**Exercise goal:** Go through the data below. List every line that holds the word "this".

**Information provided:**
**********

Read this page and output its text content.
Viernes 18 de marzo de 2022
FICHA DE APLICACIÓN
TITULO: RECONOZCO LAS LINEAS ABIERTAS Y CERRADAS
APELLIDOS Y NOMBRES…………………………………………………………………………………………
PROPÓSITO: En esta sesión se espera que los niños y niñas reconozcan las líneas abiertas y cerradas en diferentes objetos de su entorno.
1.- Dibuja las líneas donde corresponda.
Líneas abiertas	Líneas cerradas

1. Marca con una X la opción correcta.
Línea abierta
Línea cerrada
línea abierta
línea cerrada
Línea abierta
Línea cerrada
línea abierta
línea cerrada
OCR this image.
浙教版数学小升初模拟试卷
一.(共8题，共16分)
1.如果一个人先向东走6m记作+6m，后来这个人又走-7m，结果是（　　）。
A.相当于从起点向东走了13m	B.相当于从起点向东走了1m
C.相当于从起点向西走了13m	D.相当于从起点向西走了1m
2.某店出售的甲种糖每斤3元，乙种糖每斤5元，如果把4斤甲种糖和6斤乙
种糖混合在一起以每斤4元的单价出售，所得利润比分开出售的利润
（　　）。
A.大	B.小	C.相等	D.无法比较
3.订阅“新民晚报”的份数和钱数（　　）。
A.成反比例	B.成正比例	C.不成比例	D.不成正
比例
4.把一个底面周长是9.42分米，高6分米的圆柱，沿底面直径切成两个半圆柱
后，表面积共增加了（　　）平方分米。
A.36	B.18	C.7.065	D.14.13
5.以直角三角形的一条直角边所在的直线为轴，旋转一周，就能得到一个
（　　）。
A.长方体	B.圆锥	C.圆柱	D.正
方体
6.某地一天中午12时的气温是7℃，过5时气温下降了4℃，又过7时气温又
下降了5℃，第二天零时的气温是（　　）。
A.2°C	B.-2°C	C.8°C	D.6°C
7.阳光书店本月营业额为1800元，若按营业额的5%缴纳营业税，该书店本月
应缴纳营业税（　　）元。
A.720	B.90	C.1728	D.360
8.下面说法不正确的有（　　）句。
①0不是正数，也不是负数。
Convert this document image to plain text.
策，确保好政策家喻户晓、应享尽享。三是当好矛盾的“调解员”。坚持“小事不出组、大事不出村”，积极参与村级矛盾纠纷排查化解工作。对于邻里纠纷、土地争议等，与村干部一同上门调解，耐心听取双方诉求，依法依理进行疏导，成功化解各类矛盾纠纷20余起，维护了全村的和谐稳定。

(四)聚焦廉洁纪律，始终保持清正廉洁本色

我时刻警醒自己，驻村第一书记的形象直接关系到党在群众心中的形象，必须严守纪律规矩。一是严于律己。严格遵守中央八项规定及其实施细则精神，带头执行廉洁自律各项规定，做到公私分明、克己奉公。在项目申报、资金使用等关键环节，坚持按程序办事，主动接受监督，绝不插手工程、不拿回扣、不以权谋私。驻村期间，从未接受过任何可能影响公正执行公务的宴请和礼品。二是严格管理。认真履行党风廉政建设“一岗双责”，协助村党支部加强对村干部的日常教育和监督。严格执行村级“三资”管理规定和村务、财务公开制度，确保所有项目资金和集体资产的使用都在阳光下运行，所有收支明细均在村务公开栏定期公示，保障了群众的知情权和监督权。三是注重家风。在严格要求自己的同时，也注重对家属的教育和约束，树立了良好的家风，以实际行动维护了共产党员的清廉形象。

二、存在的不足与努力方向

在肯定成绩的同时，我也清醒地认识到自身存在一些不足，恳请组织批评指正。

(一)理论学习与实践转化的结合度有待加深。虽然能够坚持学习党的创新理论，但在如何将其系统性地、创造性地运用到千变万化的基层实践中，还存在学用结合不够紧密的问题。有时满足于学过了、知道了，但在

**********

**Task response:**
Read this page and output its text content.
OCR this image.
Convert this document image to plain text.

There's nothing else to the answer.